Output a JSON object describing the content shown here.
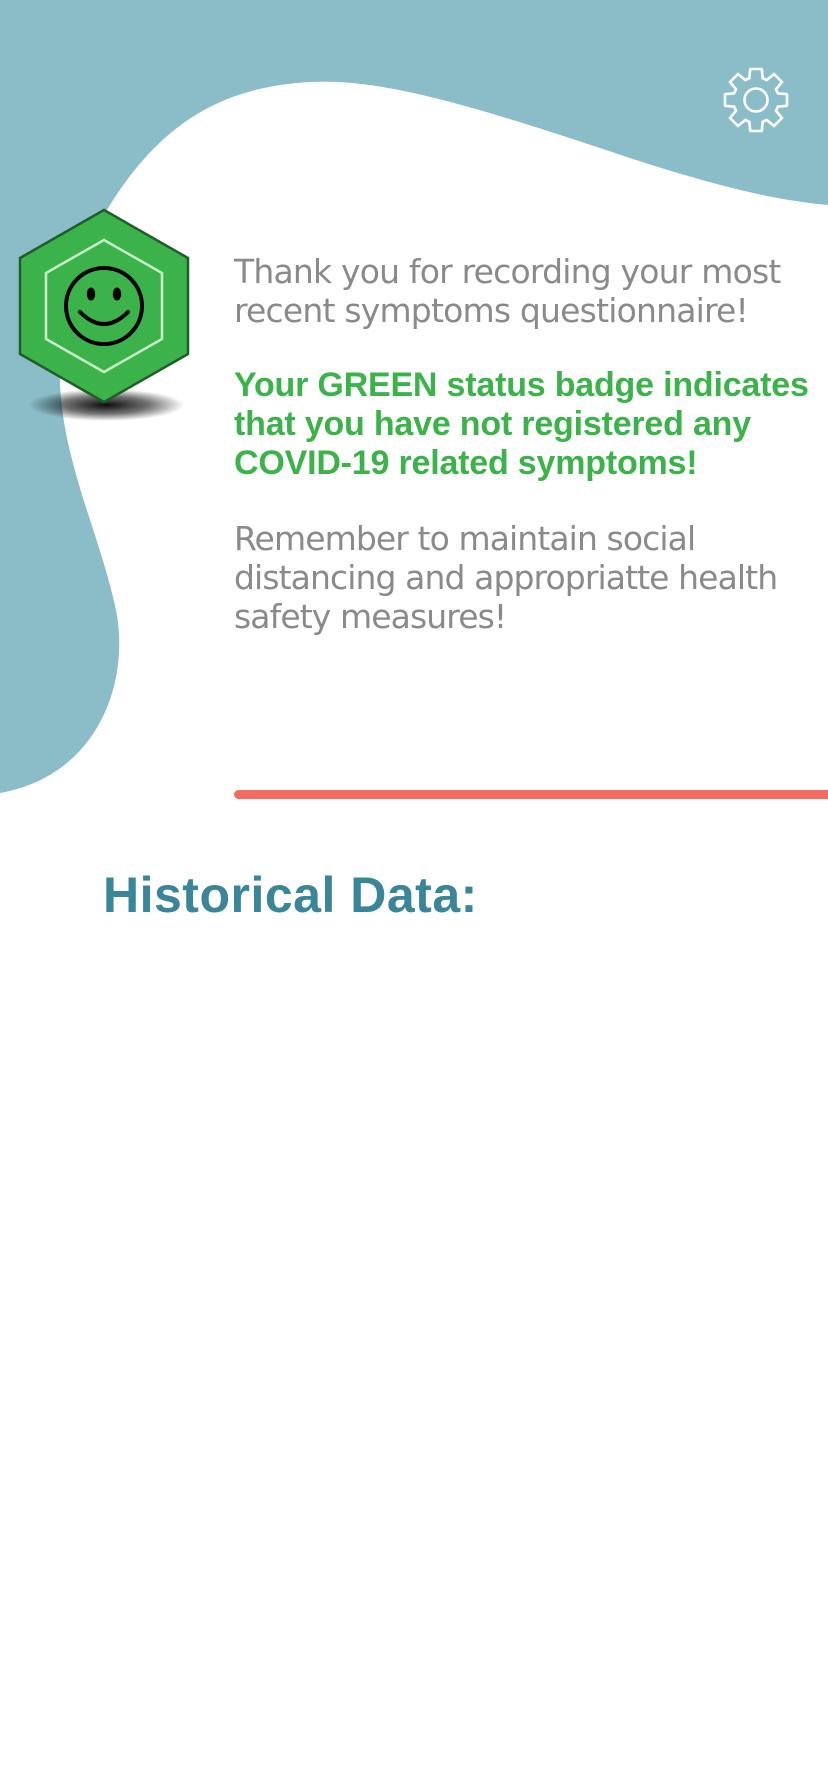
{
  "colors": {
    "background_blob": "#8bbdc9",
    "badge_green": "#3cb34a",
    "accent_divider": "#f36c64",
    "section_title": "#3a8597",
    "body_text": "#8a8a8a"
  },
  "header": {
    "settings_icon": "gear-icon"
  },
  "status": {
    "badge_icon": "smiley-face-icon",
    "badge_color": "GREEN"
  },
  "message": {
    "thanks": "Thank you for recording your most recent symptoms questionnaire!",
    "status": "Your GREEN status badge indicates that you have not registered any COVID-19 related symptoms!",
    "reminder": "Remember to maintain social distancing and appropriatte health safety measures!"
  },
  "history": {
    "title": "Historical Data:"
  }
}
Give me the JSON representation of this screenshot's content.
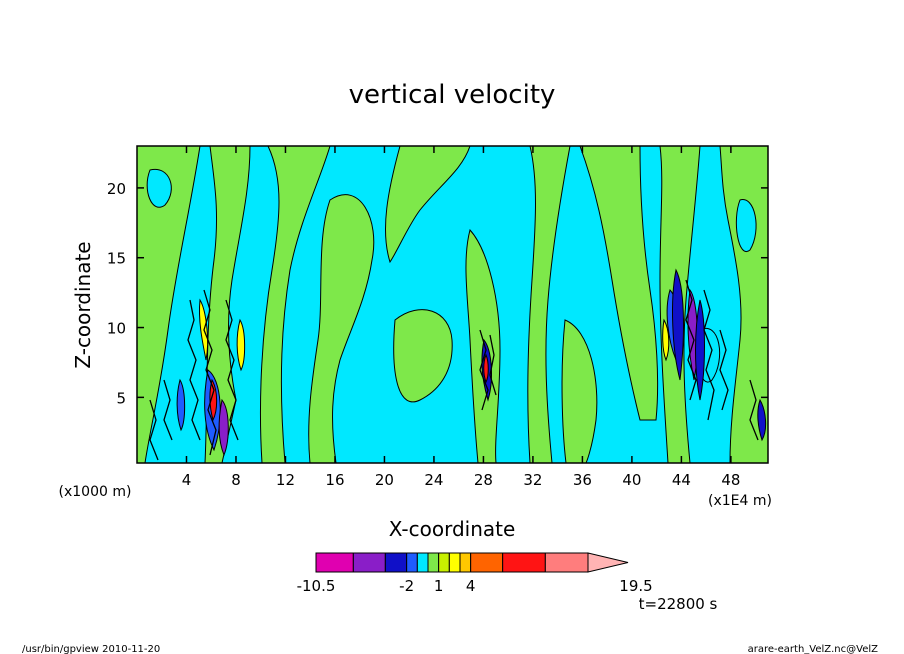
{
  "chart_data": {
    "type": "heatmap",
    "title": "vertical velocity",
    "xlabel": "X-coordinate",
    "ylabel": "Z-coordinate",
    "x_unit_left": "(x1000 m)",
    "x_unit_right": "(x1E4 m)",
    "xlim": [
      0,
      51
    ],
    "ylim": [
      0.3,
      23
    ],
    "x_ticks": [
      4,
      8,
      12,
      16,
      20,
      24,
      28,
      32,
      36,
      40,
      44,
      48
    ],
    "y_ticks": [
      5,
      10,
      15,
      20
    ],
    "x_tick_labels": [
      "4",
      "8",
      "12",
      "16",
      "20",
      "24",
      "28",
      "32",
      "36",
      "40",
      "44",
      "48"
    ],
    "y_tick_labels": [
      "5",
      "10",
      "15",
      "20"
    ],
    "colorbar": {
      "levels": [
        -10.5,
        -7,
        -4,
        -2,
        -1,
        0,
        1,
        2,
        3,
        4,
        7,
        11,
        15,
        19.5
      ],
      "colors": [
        "#e000b0",
        "#8a1ec8",
        "#1010c8",
        "#1f5cff",
        "#00e8ff",
        "#7ee84a",
        "#c8f000",
        "#ffff00",
        "#ffc800",
        "#ff6400",
        "#ff1414",
        "#ff7d7d",
        "#ffb4b4"
      ],
      "labels": [
        "-10.5",
        "-2",
        "1",
        "4",
        "19.5"
      ],
      "label_values": [
        -10.5,
        -2,
        1,
        4,
        19.5
      ]
    },
    "time_label": "t=22800  s",
    "background_field": "mostly cyan (near-zero negative) with green (near-zero positive) bands; strong updraft/downdraft cores near x≈6, x≈29 and x≈45"
  },
  "footer": {
    "left": "/usr/bin/gpview   2010-11-20",
    "right": "arare-earth_VelZ.nc@VelZ"
  }
}
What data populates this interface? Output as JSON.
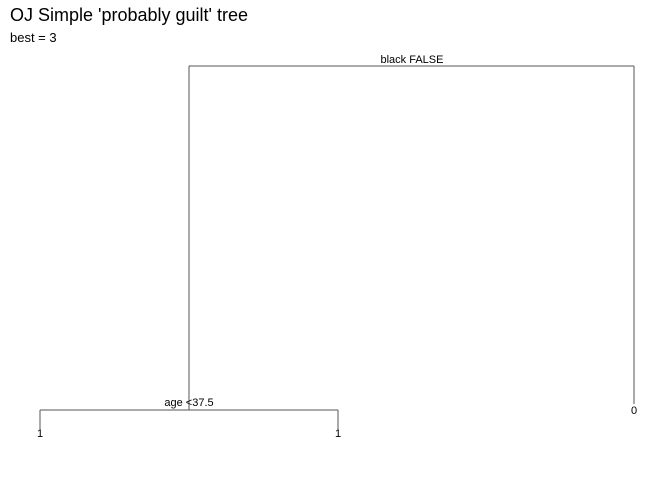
{
  "title": "OJ Simple 'probably guilt' tree",
  "subtitle": "best = 3",
  "tree": {
    "root_split": "black FALSE",
    "left_split": "age <37.5",
    "leaves": {
      "left_left": "1",
      "left_right": "1",
      "right": "0"
    }
  },
  "colors": {
    "edge": "#555555",
    "text": "#000000",
    "background": "#ffffff"
  }
}
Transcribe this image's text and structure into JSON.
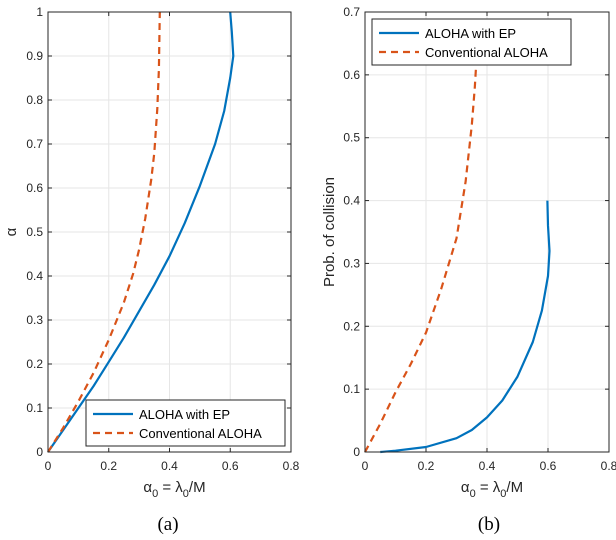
{
  "chart_data": [
    {
      "type": "line",
      "panel_label": "(a)",
      "xlabel_base": "α",
      "xlabel_sub": "0",
      "xlabel_mid": " = λ",
      "xlabel_sub2": "0",
      "xlabel_end": "/M",
      "ylabel": "α",
      "xlim": [
        0,
        0.8
      ],
      "ylim": [
        0,
        1
      ],
      "xticks": [
        "0",
        "0.2",
        "0.4",
        "0.6",
        "0.8"
      ],
      "yticks": [
        "0",
        "0.1",
        "0.2",
        "0.3",
        "0.4",
        "0.5",
        "0.6",
        "0.7",
        "0.8",
        "0.9",
        "1"
      ],
      "grid": true,
      "legend_position": "bottom-right",
      "series": [
        {
          "name": "ALOHA with EP",
          "color": "#0072BD",
          "style": "solid",
          "points": [
            [
              0,
              0
            ],
            [
              0.05,
              0.05
            ],
            [
              0.1,
              0.1
            ],
            [
              0.15,
              0.15
            ],
            [
              0.2,
              0.205
            ],
            [
              0.25,
              0.26
            ],
            [
              0.3,
              0.32
            ],
            [
              0.35,
              0.38
            ],
            [
              0.4,
              0.445
            ],
            [
              0.45,
              0.52
            ],
            [
              0.5,
              0.605
            ],
            [
              0.55,
              0.7
            ],
            [
              0.58,
              0.775
            ],
            [
              0.6,
              0.85
            ],
            [
              0.61,
              0.9
            ],
            [
              0.605,
              0.955
            ],
            [
              0.6,
              1.0
            ]
          ]
        },
        {
          "name": "Conventional ALOHA",
          "color": "#D95319",
          "style": "dashed",
          "points": [
            [
              0,
              0
            ],
            [
              0.05,
              0.055
            ],
            [
              0.1,
              0.115
            ],
            [
              0.15,
              0.18
            ],
            [
              0.2,
              0.255
            ],
            [
              0.25,
              0.34
            ],
            [
              0.28,
              0.405
            ],
            [
              0.3,
              0.46
            ],
            [
              0.32,
              0.53
            ],
            [
              0.34,
              0.62
            ],
            [
              0.35,
              0.68
            ],
            [
              0.36,
              0.78
            ],
            [
              0.365,
              0.87
            ],
            [
              0.368,
              1.0
            ]
          ]
        }
      ]
    },
    {
      "type": "line",
      "panel_label": "(b)",
      "xlabel_base": "α",
      "xlabel_sub": "0",
      "xlabel_mid": " = λ",
      "xlabel_sub2": "0",
      "xlabel_end": "/M",
      "ylabel": "Prob. of collision",
      "xlim": [
        0,
        0.8
      ],
      "ylim": [
        0,
        0.7
      ],
      "xticks": [
        "0",
        "0.2",
        "0.4",
        "0.6",
        "0.8"
      ],
      "yticks": [
        "0",
        "0.1",
        "0.2",
        "0.3",
        "0.4",
        "0.5",
        "0.6",
        "0.7"
      ],
      "grid": true,
      "legend_position": "top-left",
      "series": [
        {
          "name": "ALOHA with EP",
          "color": "#0072BD",
          "style": "solid",
          "points": [
            [
              0.05,
              0.0
            ],
            [
              0.1,
              0.002
            ],
            [
              0.2,
              0.008
            ],
            [
              0.3,
              0.022
            ],
            [
              0.35,
              0.035
            ],
            [
              0.4,
              0.055
            ],
            [
              0.45,
              0.082
            ],
            [
              0.5,
              0.12
            ],
            [
              0.55,
              0.175
            ],
            [
              0.58,
              0.225
            ],
            [
              0.6,
              0.28
            ],
            [
              0.605,
              0.32
            ],
            [
              0.6,
              0.36
            ],
            [
              0.598,
              0.4
            ]
          ]
        },
        {
          "name": "Conventional ALOHA",
          "color": "#D95319",
          "style": "dashed",
          "points": [
            [
              0,
              0
            ],
            [
              0.05,
              0.045
            ],
            [
              0.1,
              0.095
            ],
            [
              0.15,
              0.14
            ],
            [
              0.2,
              0.19
            ],
            [
              0.25,
              0.26
            ],
            [
              0.3,
              0.34
            ],
            [
              0.33,
              0.43
            ],
            [
              0.35,
              0.52
            ],
            [
              0.36,
              0.58
            ],
            [
              0.365,
              0.62
            ]
          ]
        }
      ]
    }
  ]
}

#####

Transcribe all the data word for word; the images stay out.

Output a JSON object describing the content shown here.
{
  "colors": {
    "background_blob": "#8bbdc9",
    "badge_green": "#3cb34a",
    "accent_divider": "#f36c64",
    "section_title": "#3a8597",
    "body_text": "#8a8a8a"
  },
  "header": {
    "settings_icon": "gear-icon"
  },
  "status": {
    "badge_icon": "smiley-face-icon",
    "badge_color": "GREEN"
  },
  "message": {
    "thanks": "Thank you for recording your most recent symptoms questionnaire!",
    "status": "Your GREEN status badge indicates that you have not registered any COVID-19 related symptoms!",
    "reminder": "Remember to maintain social distancing and appropriatte health safety measures!"
  },
  "history": {
    "title": "Historical Data:"
  }
}
Give me the JSON representation of this screenshot's content.
{
  "chart_data": {
    "type": "heatmap",
    "title": "vertical velocity",
    "xlabel": "X-coordinate",
    "ylabel": "Z-coordinate",
    "x_unit_left": "(x1000 m)",
    "x_unit_right": "(x1E4 m)",
    "xlim": [
      0,
      51
    ],
    "ylim": [
      0.3,
      23
    ],
    "x_ticks": [
      4,
      8,
      12,
      16,
      20,
      24,
      28,
      32,
      36,
      40,
      44,
      48
    ],
    "y_ticks": [
      5,
      10,
      15,
      20
    ],
    "x_tick_labels": [
      "4",
      "8",
      "12",
      "16",
      "20",
      "24",
      "28",
      "32",
      "36",
      "40",
      "44",
      "48"
    ],
    "y_tick_labels": [
      "5",
      "10",
      "15",
      "20"
    ],
    "colorbar": {
      "levels": [
        -10.5,
        -7,
        -4,
        -2,
        -1,
        0,
        1,
        2,
        3,
        4,
        7,
        11,
        15,
        19.5
      ],
      "colors": [
        "#e000b0",
        "#8a1ec8",
        "#1010c8",
        "#1f5cff",
        "#00e8ff",
        "#7ee84a",
        "#c8f000",
        "#ffff00",
        "#ffc800",
        "#ff6400",
        "#ff1414",
        "#ff7d7d",
        "#ffb4b4"
      ],
      "labels": [
        "-10.5",
        "-2",
        "1",
        "4",
        "19.5"
      ],
      "label_values": [
        -10.5,
        -2,
        1,
        4,
        19.5
      ]
    },
    "time_label": "t=22800  s",
    "background_field": "mostly cyan (near-zero negative) with green (near-zero positive) bands; strong updraft/downdraft cores near x≈6, x≈29 and x≈45"
  },
  "footer": {
    "left": "/usr/bin/gpview   2010-11-20",
    "right": "arare-earth_VelZ.nc@VelZ"
  }
}
What data populates this interface? Output as JSON.
{
  "title": "OJ Simple 'probably guilt' tree",
  "subtitle": "best = 3",
  "tree": {
    "root_split": "black FALSE",
    "left_split": "age <37.5",
    "leaves": {
      "left_left": "1",
      "left_right": "1",
      "right": "0"
    }
  },
  "colors": {
    "edge": "#555555",
    "text": "#000000",
    "background": "#ffffff"
  }
}
Transcribe this image's text and structure into JSON.
{
  "chart_data": [
    {
      "type": "line",
      "panel_label": "(a)",
      "xlabel_base": "α",
      "xlabel_sub": "0",
      "xlabel_mid": " = λ",
      "xlabel_sub2": "0",
      "xlabel_end": "/M",
      "ylabel": "α",
      "xlim": [
        0,
        0.8
      ],
      "ylim": [
        0,
        1
      ],
      "xticks": [
        "0",
        "0.2",
        "0.4",
        "0.6",
        "0.8"
      ],
      "yticks": [
        "0",
        "0.1",
        "0.2",
        "0.3",
        "0.4",
        "0.5",
        "0.6",
        "0.7",
        "0.8",
        "0.9",
        "1"
      ],
      "grid": true,
      "legend_position": "bottom-right",
      "series": [
        {
          "name": "ALOHA with EP",
          "color": "#0072BD",
          "style": "solid",
          "points": [
            [
              0,
              0
            ],
            [
              0.05,
              0.05
            ],
            [
              0.1,
              0.1
            ],
            [
              0.15,
              0.15
            ],
            [
              0.2,
              0.205
            ],
            [
              0.25,
              0.26
            ],
            [
              0.3,
              0.32
            ],
            [
              0.35,
              0.38
            ],
            [
              0.4,
              0.445
            ],
            [
              0.45,
              0.52
            ],
            [
              0.5,
              0.605
            ],
            [
              0.55,
              0.7
            ],
            [
              0.58,
              0.775
            ],
            [
              0.6,
              0.85
            ],
            [
              0.61,
              0.9
            ],
            [
              0.605,
              0.955
            ],
            [
              0.6,
              1.0
            ]
          ]
        },
        {
          "name": "Conventional ALOHA",
          "color": "#D95319",
          "style": "dashed",
          "points": [
            [
              0,
              0
            ],
            [
              0.05,
              0.055
            ],
            [
              0.1,
              0.115
            ],
            [
              0.15,
              0.18
            ],
            [
              0.2,
              0.255
            ],
            [
              0.25,
              0.34
            ],
            [
              0.28,
              0.405
            ],
            [
              0.3,
              0.46
            ],
            [
              0.32,
              0.53
            ],
            [
              0.34,
              0.62
            ],
            [
              0.35,
              0.68
            ],
            [
              0.36,
              0.78
            ],
            [
              0.365,
              0.87
            ],
            [
              0.368,
              1.0
            ]
          ]
        }
      ]
    },
    {
      "type": "line",
      "panel_label": "(b)",
      "xlabel_base": "α",
      "xlabel_sub": "0",
      "xlabel_mid": " = λ",
      "xlabel_sub2": "0",
      "xlabel_end": "/M",
      "ylabel": "Prob. of collision",
      "xlim": [
        0,
        0.8
      ],
      "ylim": [
        0,
        0.7
      ],
      "xticks": [
        "0",
        "0.2",
        "0.4",
        "0.6",
        "0.8"
      ],
      "yticks": [
        "0",
        "0.1",
        "0.2",
        "0.3",
        "0.4",
        "0.5",
        "0.6",
        "0.7"
      ],
      "grid": true,
      "legend_position": "top-left",
      "series": [
        {
          "name": "ALOHA with EP",
          "color": "#0072BD",
          "style": "solid",
          "points": [
            [
              0.05,
              0.0
            ],
            [
              0.1,
              0.002
            ],
            [
              0.2,
              0.008
            ],
            [
              0.3,
              0.022
            ],
            [
              0.35,
              0.035
            ],
            [
              0.4,
              0.055
            ],
            [
              0.45,
              0.082
            ],
            [
              0.5,
              0.12
            ],
            [
              0.55,
              0.175
            ],
            [
              0.58,
              0.225
            ],
            [
              0.6,
              0.28
            ],
            [
              0.605,
              0.32
            ],
            [
              0.6,
              0.36
            ],
            [
              0.598,
              0.4
            ]
          ]
        },
        {
          "name": "Conventional ALOHA",
          "color": "#D95319",
          "style": "dashed",
          "points": [
            [
              0,
              0
            ],
            [
              0.05,
              0.045
            ],
            [
              0.1,
              0.095
            ],
            [
              0.15,
              0.14
            ],
            [
              0.2,
              0.19
            ],
            [
              0.25,
              0.26
            ],
            [
              0.3,
              0.34
            ],
            [
              0.33,
              0.43
            ],
            [
              0.35,
              0.52
            ],
            [
              0.36,
              0.58
            ],
            [
              0.365,
              0.62
            ]
          ]
        }
      ]
    }
  ]
}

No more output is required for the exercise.